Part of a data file
· · ·

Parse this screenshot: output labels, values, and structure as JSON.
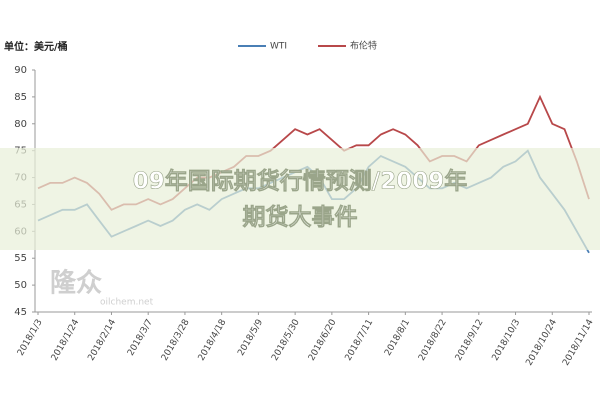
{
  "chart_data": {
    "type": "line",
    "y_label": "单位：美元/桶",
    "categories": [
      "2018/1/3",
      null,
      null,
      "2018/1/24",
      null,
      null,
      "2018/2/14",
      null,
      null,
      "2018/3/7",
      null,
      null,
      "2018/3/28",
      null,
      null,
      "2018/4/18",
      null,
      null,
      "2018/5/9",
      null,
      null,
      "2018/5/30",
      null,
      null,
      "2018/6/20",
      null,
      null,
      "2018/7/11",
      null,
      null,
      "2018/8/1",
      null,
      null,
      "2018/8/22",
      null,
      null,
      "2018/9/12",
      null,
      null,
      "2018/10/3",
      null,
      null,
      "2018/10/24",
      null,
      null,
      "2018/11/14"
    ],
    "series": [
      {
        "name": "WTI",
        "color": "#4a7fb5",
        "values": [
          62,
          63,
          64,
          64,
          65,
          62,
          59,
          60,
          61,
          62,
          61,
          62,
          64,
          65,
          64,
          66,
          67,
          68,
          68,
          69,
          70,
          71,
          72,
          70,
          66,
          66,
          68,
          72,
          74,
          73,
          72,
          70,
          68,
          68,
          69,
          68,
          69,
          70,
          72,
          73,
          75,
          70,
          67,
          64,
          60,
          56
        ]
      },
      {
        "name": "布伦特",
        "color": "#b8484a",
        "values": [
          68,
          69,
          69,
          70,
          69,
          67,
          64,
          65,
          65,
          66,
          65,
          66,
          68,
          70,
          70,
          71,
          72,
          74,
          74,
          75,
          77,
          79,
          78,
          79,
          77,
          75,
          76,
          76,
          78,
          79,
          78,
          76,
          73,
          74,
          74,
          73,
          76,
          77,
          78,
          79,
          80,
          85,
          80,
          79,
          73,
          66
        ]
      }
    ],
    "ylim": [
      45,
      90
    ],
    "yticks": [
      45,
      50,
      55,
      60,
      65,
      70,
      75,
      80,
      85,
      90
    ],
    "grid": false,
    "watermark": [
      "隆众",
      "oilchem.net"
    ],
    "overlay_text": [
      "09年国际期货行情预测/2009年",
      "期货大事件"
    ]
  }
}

· · ·

### Challenge
Transcribe the listing above verbatim. Omit the pictures.

### Complete response
Parse this screenshot: output labels, values, and structure as JSON.
{
  "chart_data": {
    "type": "line",
    "y_label": "单位：美元/桶",
    "categories": [
      "2018/1/3",
      null,
      null,
      "2018/1/24",
      null,
      null,
      "2018/2/14",
      null,
      null,
      "2018/3/7",
      null,
      null,
      "2018/3/28",
      null,
      null,
      "2018/4/18",
      null,
      null,
      "2018/5/9",
      null,
      null,
      "2018/5/30",
      null,
      null,
      "2018/6/20",
      null,
      null,
      "2018/7/11",
      null,
      null,
      "2018/8/1",
      null,
      null,
      "2018/8/22",
      null,
      null,
      "2018/9/12",
      null,
      null,
      "2018/10/3",
      null,
      null,
      "2018/10/24",
      null,
      null,
      "2018/11/14"
    ],
    "series": [
      {
        "name": "WTI",
        "color": "#4a7fb5",
        "values": [
          62,
          63,
          64,
          64,
          65,
          62,
          59,
          60,
          61,
          62,
          61,
          62,
          64,
          65,
          64,
          66,
          67,
          68,
          68,
          69,
          70,
          71,
          72,
          70,
          66,
          66,
          68,
          72,
          74,
          73,
          72,
          70,
          68,
          68,
          69,
          68,
          69,
          70,
          72,
          73,
          75,
          70,
          67,
          64,
          60,
          56
        ]
      },
      {
        "name": "布伦特",
        "color": "#b8484a",
        "values": [
          68,
          69,
          69,
          70,
          69,
          67,
          64,
          65,
          65,
          66,
          65,
          66,
          68,
          70,
          70,
          71,
          72,
          74,
          74,
          75,
          77,
          79,
          78,
          79,
          77,
          75,
          76,
          76,
          78,
          79,
          78,
          76,
          73,
          74,
          74,
          73,
          76,
          77,
          78,
          79,
          80,
          85,
          80,
          79,
          73,
          66
        ]
      }
    ],
    "ylim": [
      45,
      90
    ],
    "yticks": [
      45,
      50,
      55,
      60,
      65,
      70,
      75,
      80,
      85,
      90
    ],
    "grid": false,
    "watermark": [
      "隆众",
      "oilchem.net"
    ],
    "overlay_text": [
      "09年国际期货行情预测/2009年",
      "期货大事件"
    ]
  }
}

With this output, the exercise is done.